(Your task): Please find all lines in the data that hold the string "Společná" and copy them.

[START OF Supplied records]

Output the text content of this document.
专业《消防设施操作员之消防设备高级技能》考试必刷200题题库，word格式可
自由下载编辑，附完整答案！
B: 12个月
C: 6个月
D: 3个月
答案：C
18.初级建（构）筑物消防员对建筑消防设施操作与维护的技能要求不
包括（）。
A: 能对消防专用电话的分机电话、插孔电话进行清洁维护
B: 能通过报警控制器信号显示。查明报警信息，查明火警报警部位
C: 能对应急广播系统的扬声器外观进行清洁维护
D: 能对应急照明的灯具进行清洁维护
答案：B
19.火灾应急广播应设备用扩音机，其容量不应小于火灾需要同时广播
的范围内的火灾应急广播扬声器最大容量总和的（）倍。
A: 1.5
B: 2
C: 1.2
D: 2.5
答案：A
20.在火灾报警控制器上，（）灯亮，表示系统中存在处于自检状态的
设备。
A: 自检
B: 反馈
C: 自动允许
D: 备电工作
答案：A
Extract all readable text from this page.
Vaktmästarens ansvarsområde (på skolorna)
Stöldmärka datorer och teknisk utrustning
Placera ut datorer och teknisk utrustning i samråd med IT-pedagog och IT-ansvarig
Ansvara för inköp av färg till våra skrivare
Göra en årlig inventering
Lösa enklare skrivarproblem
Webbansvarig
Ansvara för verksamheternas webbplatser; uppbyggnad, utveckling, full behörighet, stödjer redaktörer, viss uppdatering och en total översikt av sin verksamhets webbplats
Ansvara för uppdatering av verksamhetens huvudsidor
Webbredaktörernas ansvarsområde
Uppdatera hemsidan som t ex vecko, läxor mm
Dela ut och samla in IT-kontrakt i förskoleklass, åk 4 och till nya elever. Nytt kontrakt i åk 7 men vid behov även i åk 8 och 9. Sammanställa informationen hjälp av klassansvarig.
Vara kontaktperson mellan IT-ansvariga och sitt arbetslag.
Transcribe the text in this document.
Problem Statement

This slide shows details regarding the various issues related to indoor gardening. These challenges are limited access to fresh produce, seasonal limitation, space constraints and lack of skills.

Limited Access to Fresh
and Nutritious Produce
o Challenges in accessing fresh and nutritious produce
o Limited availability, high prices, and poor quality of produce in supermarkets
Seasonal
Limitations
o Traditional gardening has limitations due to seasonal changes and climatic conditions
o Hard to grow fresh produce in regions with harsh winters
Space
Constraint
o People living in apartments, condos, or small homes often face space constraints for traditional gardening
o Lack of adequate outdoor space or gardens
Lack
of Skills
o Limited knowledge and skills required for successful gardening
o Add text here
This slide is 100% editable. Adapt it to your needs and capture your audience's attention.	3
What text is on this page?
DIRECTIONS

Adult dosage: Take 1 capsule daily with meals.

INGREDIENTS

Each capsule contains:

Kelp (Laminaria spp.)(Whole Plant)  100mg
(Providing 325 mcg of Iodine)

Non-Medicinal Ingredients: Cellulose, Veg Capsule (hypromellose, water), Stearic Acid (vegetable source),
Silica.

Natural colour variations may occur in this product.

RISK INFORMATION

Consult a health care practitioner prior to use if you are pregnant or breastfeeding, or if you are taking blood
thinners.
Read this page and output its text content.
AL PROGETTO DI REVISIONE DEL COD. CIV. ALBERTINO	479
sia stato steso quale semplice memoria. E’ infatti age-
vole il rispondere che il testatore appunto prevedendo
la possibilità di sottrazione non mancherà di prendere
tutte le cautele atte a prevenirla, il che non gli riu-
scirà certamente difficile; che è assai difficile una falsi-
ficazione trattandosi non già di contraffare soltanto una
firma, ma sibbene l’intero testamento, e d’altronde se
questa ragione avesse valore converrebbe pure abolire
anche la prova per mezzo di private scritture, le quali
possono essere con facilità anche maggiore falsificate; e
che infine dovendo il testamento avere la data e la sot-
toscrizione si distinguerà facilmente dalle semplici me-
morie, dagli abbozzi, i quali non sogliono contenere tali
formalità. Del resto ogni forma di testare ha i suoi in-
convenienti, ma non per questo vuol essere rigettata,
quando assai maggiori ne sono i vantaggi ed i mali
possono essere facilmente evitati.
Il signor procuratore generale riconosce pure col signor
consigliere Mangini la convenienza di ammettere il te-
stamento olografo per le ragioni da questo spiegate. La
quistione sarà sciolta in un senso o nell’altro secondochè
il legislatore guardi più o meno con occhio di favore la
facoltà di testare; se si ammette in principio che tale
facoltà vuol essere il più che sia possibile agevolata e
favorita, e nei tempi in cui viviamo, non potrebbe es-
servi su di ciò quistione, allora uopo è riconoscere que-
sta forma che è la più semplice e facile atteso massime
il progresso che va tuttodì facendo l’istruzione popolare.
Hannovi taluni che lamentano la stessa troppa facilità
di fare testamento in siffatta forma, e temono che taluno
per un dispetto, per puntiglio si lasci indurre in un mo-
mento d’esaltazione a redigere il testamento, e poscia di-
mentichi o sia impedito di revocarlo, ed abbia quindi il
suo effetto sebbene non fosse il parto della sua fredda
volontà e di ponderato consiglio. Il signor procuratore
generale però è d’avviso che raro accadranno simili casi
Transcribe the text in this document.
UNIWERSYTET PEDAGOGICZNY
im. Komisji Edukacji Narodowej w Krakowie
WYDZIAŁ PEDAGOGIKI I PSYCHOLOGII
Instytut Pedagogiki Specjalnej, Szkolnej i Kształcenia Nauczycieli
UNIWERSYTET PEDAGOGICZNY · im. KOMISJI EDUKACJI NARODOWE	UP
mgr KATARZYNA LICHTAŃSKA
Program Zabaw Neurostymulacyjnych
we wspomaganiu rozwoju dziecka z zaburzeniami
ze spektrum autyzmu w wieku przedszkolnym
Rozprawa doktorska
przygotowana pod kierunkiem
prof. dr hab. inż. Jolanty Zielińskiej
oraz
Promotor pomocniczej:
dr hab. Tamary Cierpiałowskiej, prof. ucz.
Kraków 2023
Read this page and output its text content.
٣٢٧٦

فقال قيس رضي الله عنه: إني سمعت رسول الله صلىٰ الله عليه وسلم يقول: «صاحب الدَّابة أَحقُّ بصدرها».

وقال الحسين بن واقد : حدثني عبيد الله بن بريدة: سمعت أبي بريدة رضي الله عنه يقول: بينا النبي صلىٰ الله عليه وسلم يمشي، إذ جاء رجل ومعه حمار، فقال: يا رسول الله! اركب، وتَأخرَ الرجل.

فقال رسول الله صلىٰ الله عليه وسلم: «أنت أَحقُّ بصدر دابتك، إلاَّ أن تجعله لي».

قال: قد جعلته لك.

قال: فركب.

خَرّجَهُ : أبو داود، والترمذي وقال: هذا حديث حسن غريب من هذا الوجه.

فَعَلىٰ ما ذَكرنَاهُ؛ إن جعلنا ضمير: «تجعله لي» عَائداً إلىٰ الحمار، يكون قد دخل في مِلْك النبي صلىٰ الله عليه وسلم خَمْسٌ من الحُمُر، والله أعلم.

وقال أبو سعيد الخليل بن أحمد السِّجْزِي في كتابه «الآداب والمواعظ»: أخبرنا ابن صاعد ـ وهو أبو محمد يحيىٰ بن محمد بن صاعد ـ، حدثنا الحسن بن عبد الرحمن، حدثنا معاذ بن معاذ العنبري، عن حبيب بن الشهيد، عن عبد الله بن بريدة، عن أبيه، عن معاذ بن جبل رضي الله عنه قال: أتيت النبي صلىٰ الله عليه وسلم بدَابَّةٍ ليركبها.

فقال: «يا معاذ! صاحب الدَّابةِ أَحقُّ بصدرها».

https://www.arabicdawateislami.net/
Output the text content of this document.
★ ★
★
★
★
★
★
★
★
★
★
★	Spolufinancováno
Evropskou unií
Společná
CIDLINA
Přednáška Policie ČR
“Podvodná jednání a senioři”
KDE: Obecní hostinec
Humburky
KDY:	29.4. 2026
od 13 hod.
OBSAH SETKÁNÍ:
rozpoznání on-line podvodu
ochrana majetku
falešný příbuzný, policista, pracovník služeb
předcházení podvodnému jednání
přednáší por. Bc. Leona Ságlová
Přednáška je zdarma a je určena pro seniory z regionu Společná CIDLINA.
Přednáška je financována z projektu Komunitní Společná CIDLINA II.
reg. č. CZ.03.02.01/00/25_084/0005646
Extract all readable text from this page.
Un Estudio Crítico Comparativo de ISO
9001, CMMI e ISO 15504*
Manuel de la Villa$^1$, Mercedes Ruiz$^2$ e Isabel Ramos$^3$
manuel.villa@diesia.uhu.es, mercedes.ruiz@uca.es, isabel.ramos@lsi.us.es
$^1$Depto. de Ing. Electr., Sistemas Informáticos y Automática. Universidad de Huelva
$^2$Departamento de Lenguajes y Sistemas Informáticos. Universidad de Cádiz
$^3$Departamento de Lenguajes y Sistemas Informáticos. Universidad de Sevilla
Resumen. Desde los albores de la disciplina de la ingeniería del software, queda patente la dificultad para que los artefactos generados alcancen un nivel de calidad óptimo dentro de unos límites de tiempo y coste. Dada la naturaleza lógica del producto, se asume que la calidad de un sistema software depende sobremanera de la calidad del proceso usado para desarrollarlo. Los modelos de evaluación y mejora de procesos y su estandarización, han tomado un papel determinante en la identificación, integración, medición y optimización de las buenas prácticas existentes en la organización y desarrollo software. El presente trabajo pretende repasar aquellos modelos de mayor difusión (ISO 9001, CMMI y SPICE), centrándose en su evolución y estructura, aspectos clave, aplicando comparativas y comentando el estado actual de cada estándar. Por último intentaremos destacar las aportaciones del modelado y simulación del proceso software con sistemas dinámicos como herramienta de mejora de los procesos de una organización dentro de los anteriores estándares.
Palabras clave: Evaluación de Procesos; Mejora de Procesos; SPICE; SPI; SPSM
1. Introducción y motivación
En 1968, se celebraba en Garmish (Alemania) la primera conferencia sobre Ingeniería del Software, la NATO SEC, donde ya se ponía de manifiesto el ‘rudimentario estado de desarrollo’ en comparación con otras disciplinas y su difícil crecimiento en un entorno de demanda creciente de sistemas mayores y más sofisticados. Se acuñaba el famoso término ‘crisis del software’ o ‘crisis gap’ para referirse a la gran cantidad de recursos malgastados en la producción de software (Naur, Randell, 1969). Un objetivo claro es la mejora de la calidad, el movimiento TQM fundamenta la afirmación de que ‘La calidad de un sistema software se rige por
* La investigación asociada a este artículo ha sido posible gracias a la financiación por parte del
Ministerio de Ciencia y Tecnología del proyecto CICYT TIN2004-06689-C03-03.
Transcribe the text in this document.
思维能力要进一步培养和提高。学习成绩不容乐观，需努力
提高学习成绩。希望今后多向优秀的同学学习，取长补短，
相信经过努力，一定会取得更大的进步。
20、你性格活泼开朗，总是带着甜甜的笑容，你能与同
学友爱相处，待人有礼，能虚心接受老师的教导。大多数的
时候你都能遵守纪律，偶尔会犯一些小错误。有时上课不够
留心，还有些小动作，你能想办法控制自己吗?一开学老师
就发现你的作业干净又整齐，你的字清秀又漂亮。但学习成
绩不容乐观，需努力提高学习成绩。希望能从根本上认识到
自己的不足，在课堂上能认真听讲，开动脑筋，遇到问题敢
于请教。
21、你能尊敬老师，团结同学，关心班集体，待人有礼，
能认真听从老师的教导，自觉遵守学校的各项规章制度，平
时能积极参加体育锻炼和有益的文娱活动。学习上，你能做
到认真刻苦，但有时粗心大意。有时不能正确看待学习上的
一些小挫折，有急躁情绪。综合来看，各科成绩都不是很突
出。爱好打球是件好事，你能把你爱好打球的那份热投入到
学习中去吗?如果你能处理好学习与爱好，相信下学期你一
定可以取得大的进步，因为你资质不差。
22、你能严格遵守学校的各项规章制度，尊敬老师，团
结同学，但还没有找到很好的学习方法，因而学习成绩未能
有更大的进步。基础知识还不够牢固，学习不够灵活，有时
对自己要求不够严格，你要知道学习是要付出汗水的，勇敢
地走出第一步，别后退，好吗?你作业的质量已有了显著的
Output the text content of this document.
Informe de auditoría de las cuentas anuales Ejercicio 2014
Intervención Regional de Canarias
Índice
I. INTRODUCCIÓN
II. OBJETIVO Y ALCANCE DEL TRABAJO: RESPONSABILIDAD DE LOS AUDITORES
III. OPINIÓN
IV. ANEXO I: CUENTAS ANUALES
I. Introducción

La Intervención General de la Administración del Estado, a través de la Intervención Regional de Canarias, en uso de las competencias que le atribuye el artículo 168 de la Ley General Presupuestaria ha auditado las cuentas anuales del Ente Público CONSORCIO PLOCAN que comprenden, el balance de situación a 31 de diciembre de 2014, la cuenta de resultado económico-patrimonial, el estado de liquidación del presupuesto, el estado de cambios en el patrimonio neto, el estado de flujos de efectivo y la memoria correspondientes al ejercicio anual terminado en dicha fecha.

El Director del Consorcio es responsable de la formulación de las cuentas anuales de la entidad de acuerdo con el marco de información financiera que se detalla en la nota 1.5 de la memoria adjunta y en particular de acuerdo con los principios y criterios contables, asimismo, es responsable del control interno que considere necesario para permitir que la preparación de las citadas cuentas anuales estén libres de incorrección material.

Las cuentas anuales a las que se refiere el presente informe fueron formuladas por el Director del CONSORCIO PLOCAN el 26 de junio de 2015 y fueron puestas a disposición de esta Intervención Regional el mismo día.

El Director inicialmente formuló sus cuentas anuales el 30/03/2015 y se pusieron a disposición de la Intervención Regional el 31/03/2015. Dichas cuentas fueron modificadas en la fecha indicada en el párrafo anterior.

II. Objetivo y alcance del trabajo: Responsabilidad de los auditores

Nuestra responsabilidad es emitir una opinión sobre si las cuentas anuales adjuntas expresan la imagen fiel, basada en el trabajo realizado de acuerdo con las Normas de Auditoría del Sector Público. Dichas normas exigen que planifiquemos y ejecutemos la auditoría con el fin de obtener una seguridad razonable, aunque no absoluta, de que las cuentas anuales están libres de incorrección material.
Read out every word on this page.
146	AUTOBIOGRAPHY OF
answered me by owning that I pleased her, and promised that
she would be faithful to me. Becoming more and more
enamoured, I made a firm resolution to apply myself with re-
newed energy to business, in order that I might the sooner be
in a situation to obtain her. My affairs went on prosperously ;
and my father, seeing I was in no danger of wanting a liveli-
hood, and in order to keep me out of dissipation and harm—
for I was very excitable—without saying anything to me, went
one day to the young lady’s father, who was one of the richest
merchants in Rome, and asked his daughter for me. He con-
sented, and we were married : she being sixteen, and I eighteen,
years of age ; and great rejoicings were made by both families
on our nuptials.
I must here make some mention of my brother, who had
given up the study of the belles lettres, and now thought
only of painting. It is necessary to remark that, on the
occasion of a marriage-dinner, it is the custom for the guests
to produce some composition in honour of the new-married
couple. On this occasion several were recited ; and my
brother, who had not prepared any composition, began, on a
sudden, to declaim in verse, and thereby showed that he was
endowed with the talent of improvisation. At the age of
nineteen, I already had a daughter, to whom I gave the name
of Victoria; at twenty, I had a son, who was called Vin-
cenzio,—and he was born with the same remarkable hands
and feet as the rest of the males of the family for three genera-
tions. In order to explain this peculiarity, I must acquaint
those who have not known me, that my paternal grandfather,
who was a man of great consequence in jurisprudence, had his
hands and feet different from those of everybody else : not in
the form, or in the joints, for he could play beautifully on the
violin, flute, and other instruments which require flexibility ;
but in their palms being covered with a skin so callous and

[END OF Supplied records]

(Result of the exercise):
Společná
Přednáška je zdarma a je určena pro seniory z regionu Společná CIDLINA.
Přednáška je financována z projektu Komunitní Společná CIDLINA II.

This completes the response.